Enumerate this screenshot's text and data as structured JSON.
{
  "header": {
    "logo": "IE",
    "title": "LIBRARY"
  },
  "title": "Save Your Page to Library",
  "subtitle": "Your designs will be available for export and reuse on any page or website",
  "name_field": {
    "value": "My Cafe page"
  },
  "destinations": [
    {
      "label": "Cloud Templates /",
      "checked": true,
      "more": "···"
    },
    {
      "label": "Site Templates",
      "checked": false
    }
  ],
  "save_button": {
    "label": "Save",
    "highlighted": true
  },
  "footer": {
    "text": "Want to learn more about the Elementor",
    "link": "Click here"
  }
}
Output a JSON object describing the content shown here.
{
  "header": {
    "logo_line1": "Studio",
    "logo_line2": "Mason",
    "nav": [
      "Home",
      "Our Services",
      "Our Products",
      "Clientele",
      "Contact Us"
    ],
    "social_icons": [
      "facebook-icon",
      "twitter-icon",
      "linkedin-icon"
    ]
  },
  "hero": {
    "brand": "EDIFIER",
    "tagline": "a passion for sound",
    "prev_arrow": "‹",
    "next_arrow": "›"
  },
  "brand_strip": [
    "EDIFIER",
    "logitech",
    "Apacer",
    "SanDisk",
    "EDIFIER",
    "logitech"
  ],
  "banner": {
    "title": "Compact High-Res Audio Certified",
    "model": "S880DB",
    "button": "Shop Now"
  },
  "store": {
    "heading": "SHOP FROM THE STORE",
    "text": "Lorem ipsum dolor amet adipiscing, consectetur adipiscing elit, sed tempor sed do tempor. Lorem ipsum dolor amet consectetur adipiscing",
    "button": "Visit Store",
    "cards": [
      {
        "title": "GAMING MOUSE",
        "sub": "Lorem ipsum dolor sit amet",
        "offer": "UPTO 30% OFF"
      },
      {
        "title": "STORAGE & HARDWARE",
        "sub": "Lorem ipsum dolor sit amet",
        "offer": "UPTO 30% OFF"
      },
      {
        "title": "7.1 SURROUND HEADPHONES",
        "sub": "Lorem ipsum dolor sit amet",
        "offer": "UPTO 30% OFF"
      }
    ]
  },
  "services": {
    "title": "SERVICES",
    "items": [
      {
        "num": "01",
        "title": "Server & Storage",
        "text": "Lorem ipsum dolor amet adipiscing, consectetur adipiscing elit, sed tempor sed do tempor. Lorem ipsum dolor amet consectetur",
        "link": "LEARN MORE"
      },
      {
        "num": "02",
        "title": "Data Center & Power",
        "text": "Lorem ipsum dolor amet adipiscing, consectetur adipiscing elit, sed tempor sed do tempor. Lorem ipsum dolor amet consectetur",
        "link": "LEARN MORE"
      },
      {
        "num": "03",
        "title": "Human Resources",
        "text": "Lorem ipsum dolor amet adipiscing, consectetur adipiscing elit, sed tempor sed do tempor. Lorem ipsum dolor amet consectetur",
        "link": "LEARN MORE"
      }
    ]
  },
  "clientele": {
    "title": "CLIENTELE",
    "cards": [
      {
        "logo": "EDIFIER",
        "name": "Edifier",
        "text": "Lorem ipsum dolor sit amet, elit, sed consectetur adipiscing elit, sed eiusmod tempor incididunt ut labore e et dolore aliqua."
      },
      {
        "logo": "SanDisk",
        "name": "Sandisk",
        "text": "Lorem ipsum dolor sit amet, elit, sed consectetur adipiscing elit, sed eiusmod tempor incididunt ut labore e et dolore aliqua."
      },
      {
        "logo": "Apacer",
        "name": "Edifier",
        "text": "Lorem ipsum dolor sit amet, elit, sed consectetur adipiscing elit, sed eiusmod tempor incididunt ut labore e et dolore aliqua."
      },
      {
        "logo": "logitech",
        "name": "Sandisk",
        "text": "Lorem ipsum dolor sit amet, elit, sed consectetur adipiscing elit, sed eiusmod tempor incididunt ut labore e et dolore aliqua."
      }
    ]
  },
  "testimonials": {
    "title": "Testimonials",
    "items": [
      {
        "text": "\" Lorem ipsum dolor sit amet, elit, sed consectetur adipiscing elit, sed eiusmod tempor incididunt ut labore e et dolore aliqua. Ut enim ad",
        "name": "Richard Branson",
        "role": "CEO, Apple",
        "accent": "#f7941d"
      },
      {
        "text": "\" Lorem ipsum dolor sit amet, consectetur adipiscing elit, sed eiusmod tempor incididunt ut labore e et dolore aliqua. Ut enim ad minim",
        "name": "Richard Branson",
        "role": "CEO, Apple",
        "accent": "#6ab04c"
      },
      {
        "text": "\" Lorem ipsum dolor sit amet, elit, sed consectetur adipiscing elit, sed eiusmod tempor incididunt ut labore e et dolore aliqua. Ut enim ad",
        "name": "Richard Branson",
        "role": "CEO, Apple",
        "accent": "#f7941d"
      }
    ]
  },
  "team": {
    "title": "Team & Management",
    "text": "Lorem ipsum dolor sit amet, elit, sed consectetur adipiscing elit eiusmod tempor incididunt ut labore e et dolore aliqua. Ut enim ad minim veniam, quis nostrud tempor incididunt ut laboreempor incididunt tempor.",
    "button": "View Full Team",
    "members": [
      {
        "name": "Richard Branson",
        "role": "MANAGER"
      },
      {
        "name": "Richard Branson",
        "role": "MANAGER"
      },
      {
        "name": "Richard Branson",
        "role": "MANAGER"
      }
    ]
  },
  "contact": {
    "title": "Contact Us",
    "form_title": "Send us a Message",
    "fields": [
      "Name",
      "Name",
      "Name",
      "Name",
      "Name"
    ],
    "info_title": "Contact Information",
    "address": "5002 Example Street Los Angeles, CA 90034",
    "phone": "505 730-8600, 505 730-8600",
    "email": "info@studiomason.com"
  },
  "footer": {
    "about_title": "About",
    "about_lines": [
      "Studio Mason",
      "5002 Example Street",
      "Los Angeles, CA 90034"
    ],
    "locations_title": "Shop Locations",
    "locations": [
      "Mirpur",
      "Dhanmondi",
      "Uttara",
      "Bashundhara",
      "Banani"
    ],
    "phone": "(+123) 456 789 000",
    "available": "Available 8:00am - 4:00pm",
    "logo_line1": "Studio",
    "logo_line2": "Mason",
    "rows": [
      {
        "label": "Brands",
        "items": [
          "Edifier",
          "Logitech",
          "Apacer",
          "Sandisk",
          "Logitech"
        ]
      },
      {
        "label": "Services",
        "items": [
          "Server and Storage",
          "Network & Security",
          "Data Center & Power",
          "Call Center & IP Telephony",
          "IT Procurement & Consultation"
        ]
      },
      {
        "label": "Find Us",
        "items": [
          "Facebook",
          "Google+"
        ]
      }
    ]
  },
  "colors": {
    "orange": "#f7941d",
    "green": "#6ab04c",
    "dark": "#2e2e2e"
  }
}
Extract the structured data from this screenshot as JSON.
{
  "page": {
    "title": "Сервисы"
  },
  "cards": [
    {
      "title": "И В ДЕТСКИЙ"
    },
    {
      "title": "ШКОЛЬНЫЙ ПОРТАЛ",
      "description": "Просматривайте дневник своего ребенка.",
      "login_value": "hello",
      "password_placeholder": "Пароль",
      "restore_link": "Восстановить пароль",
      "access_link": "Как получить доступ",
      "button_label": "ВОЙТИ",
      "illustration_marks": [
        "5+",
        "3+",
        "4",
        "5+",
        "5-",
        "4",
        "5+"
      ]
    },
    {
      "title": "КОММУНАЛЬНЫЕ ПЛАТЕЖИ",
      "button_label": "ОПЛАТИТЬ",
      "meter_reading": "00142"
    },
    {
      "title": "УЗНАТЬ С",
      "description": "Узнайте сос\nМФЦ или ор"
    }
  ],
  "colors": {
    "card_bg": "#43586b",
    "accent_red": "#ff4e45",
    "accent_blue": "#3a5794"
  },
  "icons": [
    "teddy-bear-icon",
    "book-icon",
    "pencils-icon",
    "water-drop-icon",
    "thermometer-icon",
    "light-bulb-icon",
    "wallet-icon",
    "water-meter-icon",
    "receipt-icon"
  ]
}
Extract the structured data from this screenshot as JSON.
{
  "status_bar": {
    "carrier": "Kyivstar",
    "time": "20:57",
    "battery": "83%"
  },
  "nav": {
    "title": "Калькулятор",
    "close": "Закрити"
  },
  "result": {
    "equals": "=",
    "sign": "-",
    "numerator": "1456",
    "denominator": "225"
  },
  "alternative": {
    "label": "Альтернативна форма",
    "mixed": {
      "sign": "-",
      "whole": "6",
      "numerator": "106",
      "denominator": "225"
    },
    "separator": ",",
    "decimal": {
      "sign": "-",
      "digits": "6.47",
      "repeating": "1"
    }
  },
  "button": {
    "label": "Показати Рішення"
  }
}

------------

Copy out every line with the word "available".

(Expected answer)
  "subtitle": "Your designs will be available for export and reuse on any page or website",
    "available": "Available 8:00am - 4:00pm",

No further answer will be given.